Records
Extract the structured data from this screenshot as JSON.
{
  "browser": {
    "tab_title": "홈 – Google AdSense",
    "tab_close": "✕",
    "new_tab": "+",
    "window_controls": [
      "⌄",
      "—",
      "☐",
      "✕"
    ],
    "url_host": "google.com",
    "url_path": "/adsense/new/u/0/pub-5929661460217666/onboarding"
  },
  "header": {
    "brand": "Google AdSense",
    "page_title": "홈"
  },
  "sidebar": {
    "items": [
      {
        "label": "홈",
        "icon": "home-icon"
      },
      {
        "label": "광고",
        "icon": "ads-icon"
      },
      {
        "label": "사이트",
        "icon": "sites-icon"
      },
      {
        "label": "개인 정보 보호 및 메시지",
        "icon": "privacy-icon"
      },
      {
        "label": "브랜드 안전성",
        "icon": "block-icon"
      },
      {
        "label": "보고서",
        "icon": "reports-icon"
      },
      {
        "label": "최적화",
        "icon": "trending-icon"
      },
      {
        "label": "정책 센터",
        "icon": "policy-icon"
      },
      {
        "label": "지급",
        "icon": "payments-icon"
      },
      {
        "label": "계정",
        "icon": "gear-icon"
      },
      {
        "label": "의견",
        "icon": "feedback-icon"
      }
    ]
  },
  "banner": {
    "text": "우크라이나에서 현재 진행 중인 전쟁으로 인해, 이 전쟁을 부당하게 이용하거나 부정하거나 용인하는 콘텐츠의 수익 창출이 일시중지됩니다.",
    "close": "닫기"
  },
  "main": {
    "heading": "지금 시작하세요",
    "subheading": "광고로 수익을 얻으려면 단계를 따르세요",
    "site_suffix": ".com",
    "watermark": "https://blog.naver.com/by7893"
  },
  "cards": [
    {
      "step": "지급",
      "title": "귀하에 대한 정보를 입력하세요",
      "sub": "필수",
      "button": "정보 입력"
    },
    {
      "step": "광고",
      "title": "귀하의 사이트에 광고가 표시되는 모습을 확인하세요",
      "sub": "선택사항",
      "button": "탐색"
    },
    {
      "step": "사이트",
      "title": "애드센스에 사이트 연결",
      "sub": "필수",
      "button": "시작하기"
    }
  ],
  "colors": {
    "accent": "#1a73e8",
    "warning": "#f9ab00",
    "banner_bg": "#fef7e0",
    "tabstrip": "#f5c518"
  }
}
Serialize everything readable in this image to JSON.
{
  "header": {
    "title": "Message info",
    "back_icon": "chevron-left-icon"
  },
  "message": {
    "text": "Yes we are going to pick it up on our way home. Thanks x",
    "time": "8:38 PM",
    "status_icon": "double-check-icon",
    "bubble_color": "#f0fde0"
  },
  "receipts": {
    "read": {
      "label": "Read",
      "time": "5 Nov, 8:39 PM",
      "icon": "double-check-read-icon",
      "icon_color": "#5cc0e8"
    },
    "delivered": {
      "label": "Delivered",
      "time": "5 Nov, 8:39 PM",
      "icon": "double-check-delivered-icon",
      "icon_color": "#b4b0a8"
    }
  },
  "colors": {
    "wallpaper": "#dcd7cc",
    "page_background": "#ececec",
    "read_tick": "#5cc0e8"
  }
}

Task requirements
Find all lines holding the string "this" and copy them.

Complete response
Extract the structured data from this screenshot as JSON.
Serialize everything readable in this image to JSON.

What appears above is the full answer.